(Work to do):
Every line must be returned precisely as it is written.

(Raw data):
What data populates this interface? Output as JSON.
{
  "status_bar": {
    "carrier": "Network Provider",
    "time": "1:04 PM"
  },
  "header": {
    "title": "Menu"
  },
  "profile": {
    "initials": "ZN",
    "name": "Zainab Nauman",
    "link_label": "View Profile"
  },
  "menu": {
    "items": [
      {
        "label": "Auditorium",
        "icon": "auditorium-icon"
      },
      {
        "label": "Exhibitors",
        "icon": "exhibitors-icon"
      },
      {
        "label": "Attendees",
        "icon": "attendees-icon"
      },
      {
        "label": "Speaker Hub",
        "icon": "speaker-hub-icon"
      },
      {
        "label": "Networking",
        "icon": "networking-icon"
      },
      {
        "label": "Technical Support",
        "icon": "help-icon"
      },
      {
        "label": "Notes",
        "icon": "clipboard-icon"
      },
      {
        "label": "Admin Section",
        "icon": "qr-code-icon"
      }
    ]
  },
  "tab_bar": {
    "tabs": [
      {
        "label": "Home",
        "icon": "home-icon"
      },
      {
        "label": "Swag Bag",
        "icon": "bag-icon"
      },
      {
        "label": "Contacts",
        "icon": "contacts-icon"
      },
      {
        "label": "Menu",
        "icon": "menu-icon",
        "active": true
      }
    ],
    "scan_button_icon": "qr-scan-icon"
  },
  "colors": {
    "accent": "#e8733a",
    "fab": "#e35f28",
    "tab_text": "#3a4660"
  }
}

(Correct output):
What data populates this interface? Output as JSON.
{
  "status_bar": {
    "carrier": "Network Provider",
    "time": "1:04 PM"
  },
  "header": {
    "title": "Menu"
  },
  "profile": {
    "initials": "ZN",
    "name": "Zainab Nauman",
    "link_label": "View Profile"
  },
  "menu": {
    "items": [
      {
        "label": "Auditorium",
        "icon": "auditorium-icon"
      },
      {
        "label": "Exhibitors",
        "icon": "exhibitors-icon"
      },
      {
        "label": "Attendees",
        "icon": "attendees-icon"
      },
      {
        "label": "Speaker Hub",
        "icon": "speaker-hub-icon"
      },
      {
        "label": "Networking",
        "icon": "networking-icon"
      },
      {
        "label": "Technical Support",
        "icon": "help-icon"
      },
      {
        "label": "Notes",
        "icon": "clipboard-icon"
      },
      {
        "label": "Admin Section",
        "icon": "qr-code-icon"
      }
    ]
  },
  "tab_bar": {
    "tabs": [
      {
        "label": "Home",
        "icon": "home-icon"
      },
      {
        "label": "Swag Bag",
        "icon": "bag-icon"
      },
      {
        "label": "Contacts",
        "icon": "contacts-icon"
      },
      {
        "label": "Menu",
        "icon": "menu-icon",
        "active": true
      }
    ],
    "scan_button_icon": "qr-scan-icon"
  },
  "colors": {
    "accent": "#e8733a",
    "fab": "#e35f28",
    "tab_text": "#3a4660"
  }
}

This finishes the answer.